Records from a data collection
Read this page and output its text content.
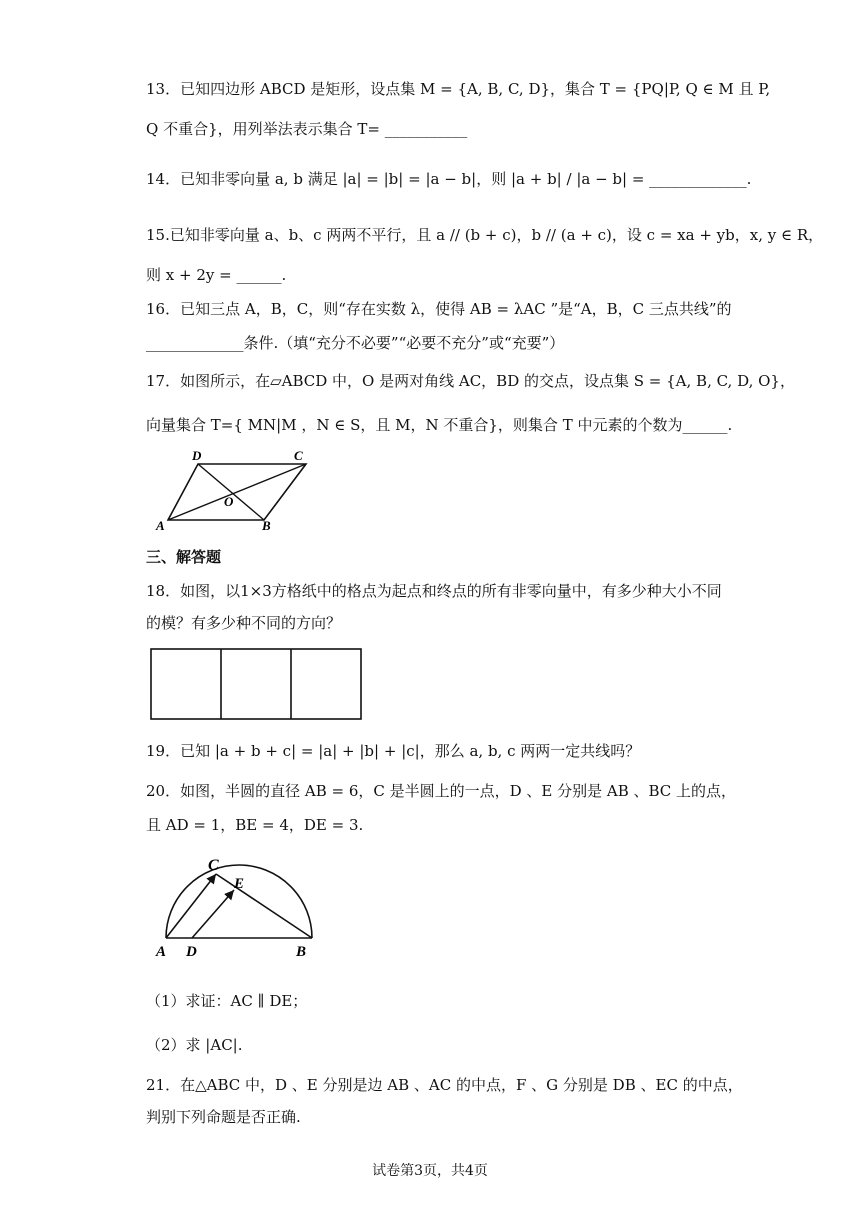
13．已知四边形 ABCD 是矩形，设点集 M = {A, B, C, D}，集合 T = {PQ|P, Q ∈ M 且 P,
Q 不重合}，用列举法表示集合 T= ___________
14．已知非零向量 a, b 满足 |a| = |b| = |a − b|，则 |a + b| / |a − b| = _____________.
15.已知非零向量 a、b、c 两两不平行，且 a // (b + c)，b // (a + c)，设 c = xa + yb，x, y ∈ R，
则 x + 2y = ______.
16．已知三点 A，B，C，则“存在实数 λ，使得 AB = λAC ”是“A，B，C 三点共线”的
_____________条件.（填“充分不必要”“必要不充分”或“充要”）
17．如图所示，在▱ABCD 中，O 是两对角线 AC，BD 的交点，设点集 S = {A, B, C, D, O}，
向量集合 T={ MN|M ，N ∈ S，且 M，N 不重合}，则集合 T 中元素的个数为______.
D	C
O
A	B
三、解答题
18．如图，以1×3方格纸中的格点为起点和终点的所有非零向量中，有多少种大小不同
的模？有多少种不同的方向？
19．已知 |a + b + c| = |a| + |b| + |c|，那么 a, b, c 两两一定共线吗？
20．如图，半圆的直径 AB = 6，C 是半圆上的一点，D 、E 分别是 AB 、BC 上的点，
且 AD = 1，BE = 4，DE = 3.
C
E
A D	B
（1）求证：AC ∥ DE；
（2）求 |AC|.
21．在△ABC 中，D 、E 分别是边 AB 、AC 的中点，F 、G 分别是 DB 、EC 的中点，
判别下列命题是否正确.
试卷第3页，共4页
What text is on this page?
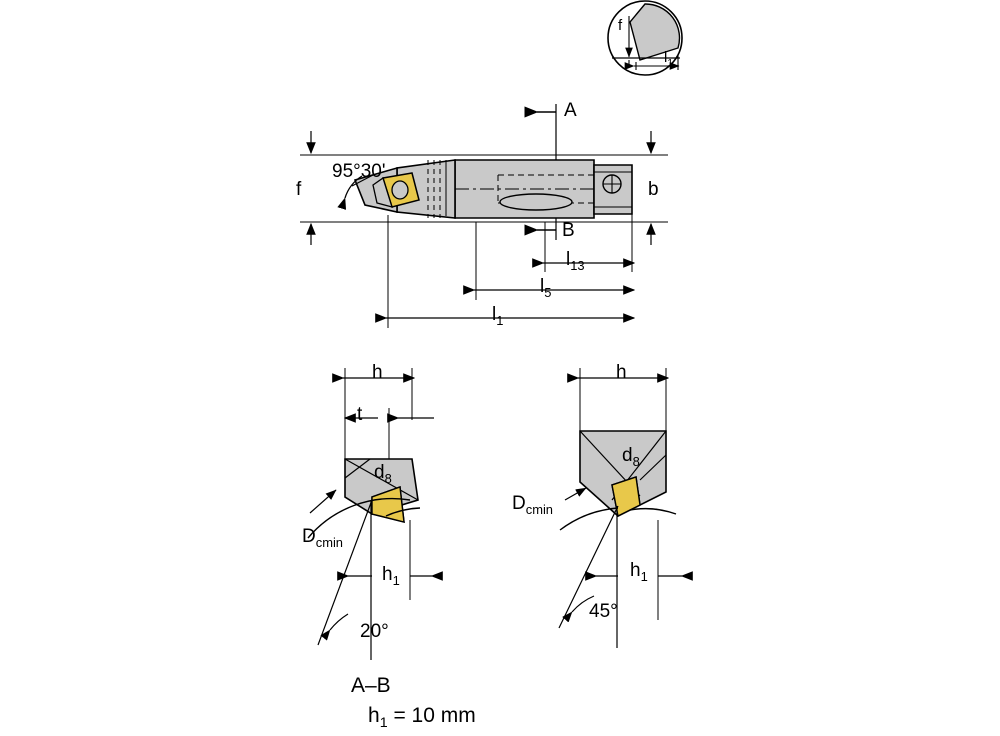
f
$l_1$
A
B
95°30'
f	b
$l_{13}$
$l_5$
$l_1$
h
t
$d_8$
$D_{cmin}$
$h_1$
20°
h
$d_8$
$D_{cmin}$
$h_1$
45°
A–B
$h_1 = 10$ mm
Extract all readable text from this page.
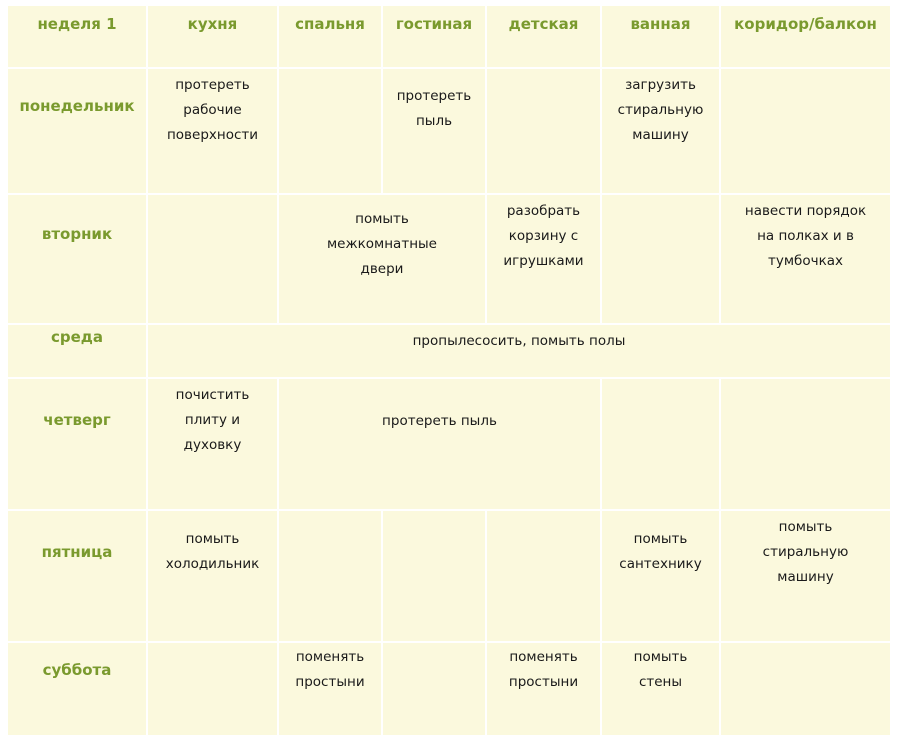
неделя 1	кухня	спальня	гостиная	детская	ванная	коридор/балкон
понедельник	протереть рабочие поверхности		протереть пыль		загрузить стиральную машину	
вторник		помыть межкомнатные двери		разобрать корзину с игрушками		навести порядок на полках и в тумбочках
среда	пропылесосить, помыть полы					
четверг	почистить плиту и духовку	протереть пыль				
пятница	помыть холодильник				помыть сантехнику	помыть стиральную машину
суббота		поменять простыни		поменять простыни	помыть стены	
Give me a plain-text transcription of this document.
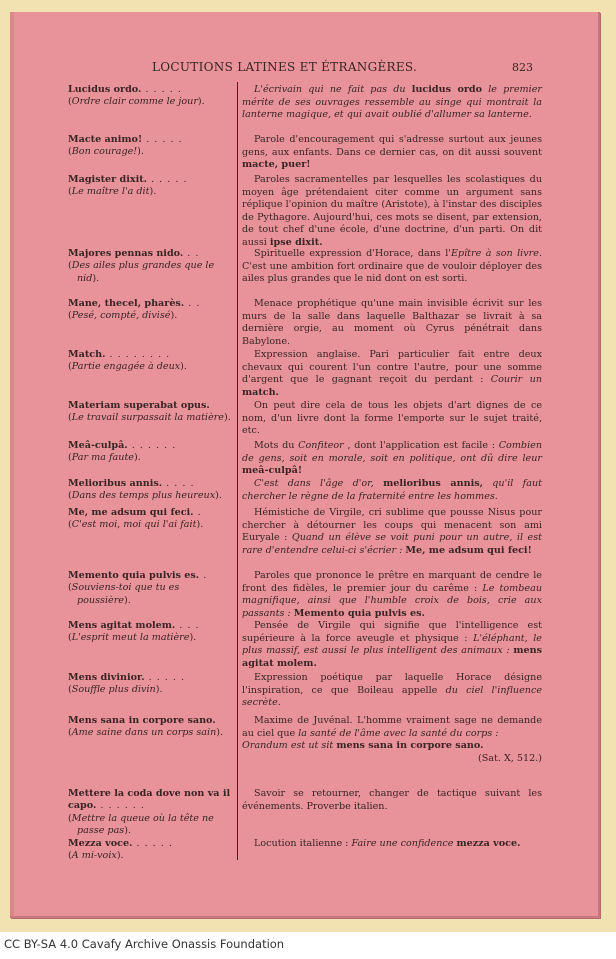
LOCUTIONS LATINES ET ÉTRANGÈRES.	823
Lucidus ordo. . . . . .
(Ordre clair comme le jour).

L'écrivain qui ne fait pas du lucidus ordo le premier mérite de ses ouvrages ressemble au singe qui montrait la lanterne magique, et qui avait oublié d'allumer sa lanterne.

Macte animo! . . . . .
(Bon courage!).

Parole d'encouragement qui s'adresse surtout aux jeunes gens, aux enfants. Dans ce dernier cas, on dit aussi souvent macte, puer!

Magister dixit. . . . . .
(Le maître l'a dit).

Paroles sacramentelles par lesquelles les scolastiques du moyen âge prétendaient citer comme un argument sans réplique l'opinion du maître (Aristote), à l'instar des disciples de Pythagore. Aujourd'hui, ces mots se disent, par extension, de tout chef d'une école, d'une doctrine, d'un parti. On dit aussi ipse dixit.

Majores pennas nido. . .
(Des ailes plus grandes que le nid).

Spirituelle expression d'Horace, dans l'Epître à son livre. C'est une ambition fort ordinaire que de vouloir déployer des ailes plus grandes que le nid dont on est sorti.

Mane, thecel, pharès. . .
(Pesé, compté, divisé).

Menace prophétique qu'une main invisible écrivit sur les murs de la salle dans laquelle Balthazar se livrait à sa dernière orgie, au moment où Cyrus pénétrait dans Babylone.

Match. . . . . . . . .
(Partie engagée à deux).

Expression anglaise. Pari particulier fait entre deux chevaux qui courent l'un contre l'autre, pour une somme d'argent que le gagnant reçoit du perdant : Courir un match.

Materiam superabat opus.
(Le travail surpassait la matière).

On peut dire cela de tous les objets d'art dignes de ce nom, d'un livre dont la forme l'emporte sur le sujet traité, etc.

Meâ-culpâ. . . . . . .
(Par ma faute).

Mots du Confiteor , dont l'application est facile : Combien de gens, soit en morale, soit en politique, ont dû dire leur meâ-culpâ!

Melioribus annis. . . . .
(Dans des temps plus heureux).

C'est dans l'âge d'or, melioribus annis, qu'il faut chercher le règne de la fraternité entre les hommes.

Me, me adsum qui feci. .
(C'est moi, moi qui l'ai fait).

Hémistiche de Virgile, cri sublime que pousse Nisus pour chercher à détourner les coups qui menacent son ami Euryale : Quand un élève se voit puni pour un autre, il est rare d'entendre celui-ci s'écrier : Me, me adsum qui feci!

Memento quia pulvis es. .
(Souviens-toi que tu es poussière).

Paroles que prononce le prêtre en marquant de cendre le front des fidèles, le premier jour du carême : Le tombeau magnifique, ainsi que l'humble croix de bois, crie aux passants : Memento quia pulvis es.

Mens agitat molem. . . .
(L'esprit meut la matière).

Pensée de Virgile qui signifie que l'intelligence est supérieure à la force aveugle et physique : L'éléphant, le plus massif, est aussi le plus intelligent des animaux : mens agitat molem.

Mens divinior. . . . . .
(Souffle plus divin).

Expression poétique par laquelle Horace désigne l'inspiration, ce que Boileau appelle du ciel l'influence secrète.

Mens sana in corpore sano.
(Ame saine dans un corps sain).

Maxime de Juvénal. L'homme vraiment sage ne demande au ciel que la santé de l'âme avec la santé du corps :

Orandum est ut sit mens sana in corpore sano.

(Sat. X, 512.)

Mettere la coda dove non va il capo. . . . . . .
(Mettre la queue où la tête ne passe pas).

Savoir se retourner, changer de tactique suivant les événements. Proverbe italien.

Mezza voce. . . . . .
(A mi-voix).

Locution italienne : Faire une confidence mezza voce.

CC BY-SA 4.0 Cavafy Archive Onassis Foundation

-- Requirement --
Gather all lines where the word "dire" appears.

-- Final result --
On peut dire cela de tous les objets d'art dignes de ce nom, d'un livre dont la forme l'emporte sur le sujet traité, etc.
Mots du Confiteor , dont l'application est facile : Combien de gens, soit en morale, soit en politique, ont dû dire leur meâ-culpâ!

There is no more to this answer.